Stored records —
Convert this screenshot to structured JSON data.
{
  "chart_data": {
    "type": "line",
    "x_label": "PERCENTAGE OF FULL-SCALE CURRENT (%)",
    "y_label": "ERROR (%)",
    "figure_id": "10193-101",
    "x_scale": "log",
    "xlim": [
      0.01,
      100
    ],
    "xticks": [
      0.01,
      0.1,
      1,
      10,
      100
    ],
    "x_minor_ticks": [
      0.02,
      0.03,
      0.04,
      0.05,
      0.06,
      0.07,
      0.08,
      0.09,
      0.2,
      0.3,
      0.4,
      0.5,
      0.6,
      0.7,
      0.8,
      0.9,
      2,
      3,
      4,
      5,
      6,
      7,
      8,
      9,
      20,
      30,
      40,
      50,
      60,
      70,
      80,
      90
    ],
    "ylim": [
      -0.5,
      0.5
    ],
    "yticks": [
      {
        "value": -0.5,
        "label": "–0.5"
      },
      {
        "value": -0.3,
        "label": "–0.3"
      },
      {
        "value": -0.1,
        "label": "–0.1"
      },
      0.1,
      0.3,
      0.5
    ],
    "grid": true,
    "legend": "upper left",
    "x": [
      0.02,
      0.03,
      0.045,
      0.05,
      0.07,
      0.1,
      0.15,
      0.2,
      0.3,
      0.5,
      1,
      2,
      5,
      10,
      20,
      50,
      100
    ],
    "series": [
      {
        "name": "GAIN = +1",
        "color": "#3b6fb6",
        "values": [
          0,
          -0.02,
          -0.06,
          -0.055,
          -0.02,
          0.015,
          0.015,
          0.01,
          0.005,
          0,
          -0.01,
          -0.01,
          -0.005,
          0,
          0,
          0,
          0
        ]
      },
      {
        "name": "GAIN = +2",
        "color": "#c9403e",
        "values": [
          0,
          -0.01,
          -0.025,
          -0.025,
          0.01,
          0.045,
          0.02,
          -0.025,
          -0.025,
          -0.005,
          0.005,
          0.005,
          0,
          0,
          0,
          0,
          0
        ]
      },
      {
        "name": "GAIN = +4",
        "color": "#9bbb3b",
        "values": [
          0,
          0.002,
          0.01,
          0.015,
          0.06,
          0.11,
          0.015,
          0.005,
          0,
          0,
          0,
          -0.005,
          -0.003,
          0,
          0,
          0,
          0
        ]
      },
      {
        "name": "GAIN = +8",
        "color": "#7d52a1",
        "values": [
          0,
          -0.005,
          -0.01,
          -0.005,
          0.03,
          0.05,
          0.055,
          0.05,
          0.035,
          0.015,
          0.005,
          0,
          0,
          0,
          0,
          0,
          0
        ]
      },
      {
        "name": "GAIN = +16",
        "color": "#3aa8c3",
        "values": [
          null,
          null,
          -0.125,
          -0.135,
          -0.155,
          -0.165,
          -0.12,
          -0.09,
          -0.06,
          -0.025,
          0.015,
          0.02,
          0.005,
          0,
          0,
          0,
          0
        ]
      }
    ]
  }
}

Written exercise —
Extract each entry in full, exactly as given.

Task output —
Convert this screenshot to structured JSON data.
{
  "chart_data": {
    "type": "line",
    "x_label": "PERCENTAGE OF FULL-SCALE CURRENT (%)",
    "y_label": "ERROR (%)",
    "figure_id": "10193-101",
    "x_scale": "log",
    "xlim": [
      0.01,
      100
    ],
    "xticks": [
      0.01,
      0.1,
      1,
      10,
      100
    ],
    "x_minor_ticks": [
      0.02,
      0.03,
      0.04,
      0.05,
      0.06,
      0.07,
      0.08,
      0.09,
      0.2,
      0.3,
      0.4,
      0.5,
      0.6,
      0.7,
      0.8,
      0.9,
      2,
      3,
      4,
      5,
      6,
      7,
      8,
      9,
      20,
      30,
      40,
      50,
      60,
      70,
      80,
      90
    ],
    "ylim": [
      -0.5,
      0.5
    ],
    "yticks": [
      {
        "value": -0.5,
        "label": "–0.5"
      },
      {
        "value": -0.3,
        "label": "–0.3"
      },
      {
        "value": -0.1,
        "label": "–0.1"
      },
      0.1,
      0.3,
      0.5
    ],
    "grid": true,
    "legend": "upper left",
    "x": [
      0.02,
      0.03,
      0.045,
      0.05,
      0.07,
      0.1,
      0.15,
      0.2,
      0.3,
      0.5,
      1,
      2,
      5,
      10,
      20,
      50,
      100
    ],
    "series": [
      {
        "name": "GAIN = +1",
        "color": "#3b6fb6",
        "values": [
          0,
          -0.02,
          -0.06,
          -0.055,
          -0.02,
          0.015,
          0.015,
          0.01,
          0.005,
          0,
          -0.01,
          -0.01,
          -0.005,
          0,
          0,
          0,
          0
        ]
      },
      {
        "name": "GAIN = +2",
        "color": "#c9403e",
        "values": [
          0,
          -0.01,
          -0.025,
          -0.025,
          0.01,
          0.045,
          0.02,
          -0.025,
          -0.025,
          -0.005,
          0.005,
          0.005,
          0,
          0,
          0,
          0,
          0
        ]
      },
      {
        "name": "GAIN = +4",
        "color": "#9bbb3b",
        "values": [
          0,
          0.002,
          0.01,
          0.015,
          0.06,
          0.11,
          0.015,
          0.005,
          0,
          0,
          0,
          -0.005,
          -0.003,
          0,
          0,
          0,
          0
        ]
      },
      {
        "name": "GAIN = +8",
        "color": "#7d52a1",
        "values": [
          0,
          -0.005,
          -0.01,
          -0.005,
          0.03,
          0.05,
          0.055,
          0.05,
          0.035,
          0.015,
          0.005,
          0,
          0,
          0,
          0,
          0,
          0
        ]
      },
      {
        "name": "GAIN = +16",
        "color": "#3aa8c3",
        "values": [
          null,
          null,
          -0.125,
          -0.135,
          -0.155,
          -0.165,
          -0.12,
          -0.09,
          -0.06,
          -0.025,
          0.015,
          0.02,
          0.005,
          0,
          0,
          0,
          0
        ]
      }
    ]
  }
}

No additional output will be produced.